Written problem: Using the data below, copy every line that contains the word "začíti".

Entries from a dataset
_ _ _ _

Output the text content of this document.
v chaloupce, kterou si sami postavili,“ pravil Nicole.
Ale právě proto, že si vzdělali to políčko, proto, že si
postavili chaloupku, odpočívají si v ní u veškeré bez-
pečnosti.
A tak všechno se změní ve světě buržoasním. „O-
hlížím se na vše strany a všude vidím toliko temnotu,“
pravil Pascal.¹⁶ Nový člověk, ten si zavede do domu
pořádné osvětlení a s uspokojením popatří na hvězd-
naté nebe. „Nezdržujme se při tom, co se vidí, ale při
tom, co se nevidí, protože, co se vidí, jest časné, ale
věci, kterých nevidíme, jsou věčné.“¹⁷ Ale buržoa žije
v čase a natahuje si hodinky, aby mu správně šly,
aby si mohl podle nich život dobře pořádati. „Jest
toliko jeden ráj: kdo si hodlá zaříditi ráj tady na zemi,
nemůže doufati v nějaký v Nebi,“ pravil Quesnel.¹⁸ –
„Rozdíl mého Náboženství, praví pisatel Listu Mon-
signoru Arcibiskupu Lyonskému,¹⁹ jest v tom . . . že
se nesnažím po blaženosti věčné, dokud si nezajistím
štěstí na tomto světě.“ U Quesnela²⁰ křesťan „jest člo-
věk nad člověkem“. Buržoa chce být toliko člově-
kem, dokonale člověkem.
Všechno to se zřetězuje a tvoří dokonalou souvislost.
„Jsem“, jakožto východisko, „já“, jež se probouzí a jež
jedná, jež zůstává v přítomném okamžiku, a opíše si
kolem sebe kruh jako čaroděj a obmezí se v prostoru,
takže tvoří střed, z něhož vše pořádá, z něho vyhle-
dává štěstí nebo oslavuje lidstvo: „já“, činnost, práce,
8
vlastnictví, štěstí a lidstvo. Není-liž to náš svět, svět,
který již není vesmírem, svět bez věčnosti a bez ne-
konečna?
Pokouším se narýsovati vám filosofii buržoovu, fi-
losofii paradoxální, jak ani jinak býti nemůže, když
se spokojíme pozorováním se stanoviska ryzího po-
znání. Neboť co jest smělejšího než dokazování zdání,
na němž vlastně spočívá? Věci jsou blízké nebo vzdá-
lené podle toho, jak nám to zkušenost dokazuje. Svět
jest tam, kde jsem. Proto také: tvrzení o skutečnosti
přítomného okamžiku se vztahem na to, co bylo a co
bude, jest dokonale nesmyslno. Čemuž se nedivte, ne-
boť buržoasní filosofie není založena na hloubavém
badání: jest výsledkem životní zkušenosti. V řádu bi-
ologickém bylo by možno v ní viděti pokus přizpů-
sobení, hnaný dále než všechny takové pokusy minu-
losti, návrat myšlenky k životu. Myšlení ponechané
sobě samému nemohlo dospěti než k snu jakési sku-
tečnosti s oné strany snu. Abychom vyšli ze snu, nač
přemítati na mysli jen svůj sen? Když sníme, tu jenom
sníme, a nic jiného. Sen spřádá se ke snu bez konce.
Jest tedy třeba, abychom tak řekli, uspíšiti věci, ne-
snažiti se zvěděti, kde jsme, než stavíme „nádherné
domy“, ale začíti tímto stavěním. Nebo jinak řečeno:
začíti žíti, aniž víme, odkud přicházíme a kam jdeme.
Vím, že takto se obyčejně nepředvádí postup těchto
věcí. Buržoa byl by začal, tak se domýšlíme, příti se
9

_ _ _ _

The completed task:
domy“, ale začíti tímto stavěním. Nebo jinak řečeno:
začíti žíti, aniž víme, odkud přicházíme a kam jdeme.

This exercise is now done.